[The request] Write out all of the entries exactly as given.

[The data]
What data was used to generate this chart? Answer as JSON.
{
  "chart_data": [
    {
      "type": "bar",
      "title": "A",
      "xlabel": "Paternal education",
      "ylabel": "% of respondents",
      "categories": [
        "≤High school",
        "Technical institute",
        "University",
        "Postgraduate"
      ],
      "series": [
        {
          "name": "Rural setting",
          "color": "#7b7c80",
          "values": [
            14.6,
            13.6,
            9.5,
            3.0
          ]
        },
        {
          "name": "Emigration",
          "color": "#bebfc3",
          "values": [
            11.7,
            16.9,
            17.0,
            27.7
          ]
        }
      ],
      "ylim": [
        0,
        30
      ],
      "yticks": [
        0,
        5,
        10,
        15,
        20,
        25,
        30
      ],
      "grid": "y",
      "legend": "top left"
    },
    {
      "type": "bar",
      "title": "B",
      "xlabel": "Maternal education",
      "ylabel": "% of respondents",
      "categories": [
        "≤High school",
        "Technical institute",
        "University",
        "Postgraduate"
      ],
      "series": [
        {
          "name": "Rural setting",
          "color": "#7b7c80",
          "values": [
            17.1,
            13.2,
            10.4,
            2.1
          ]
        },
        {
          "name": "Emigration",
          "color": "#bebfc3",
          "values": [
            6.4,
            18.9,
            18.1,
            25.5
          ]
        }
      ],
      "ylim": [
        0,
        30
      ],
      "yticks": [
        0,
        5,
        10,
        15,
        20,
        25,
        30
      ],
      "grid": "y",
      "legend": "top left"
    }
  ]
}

[Written reply]
What data was used to generate this chart? Answer as JSON.
{
  "chart_data": [
    {
      "type": "bar",
      "title": "A",
      "xlabel": "Paternal education",
      "ylabel": "% of respondents",
      "categories": [
        "≤High school",
        "Technical institute",
        "University",
        "Postgraduate"
      ],
      "series": [
        {
          "name": "Rural setting",
          "color": "#7b7c80",
          "values": [
            14.6,
            13.6,
            9.5,
            3.0
          ]
        },
        {
          "name": "Emigration",
          "color": "#bebfc3",
          "values": [
            11.7,
            16.9,
            17.0,
            27.7
          ]
        }
      ],
      "ylim": [
        0,
        30
      ],
      "yticks": [
        0,
        5,
        10,
        15,
        20,
        25,
        30
      ],
      "grid": "y",
      "legend": "top left"
    },
    {
      "type": "bar",
      "title": "B",
      "xlabel": "Maternal education",
      "ylabel": "% of respondents",
      "categories": [
        "≤High school",
        "Technical institute",
        "University",
        "Postgraduate"
      ],
      "series": [
        {
          "name": "Rural setting",
          "color": "#7b7c80",
          "values": [
            17.1,
            13.2,
            10.4,
            2.1
          ]
        },
        {
          "name": "Emigration",
          "color": "#bebfc3",
          "values": [
            6.4,
            18.9,
            18.1,
            25.5
          ]
        }
      ],
      "ylim": [
        0,
        30
      ],
      "yticks": [
        0,
        5,
        10,
        15,
        20,
        25,
        30
      ],
      "grid": "y",
      "legend": "top left"
    }
  ]
}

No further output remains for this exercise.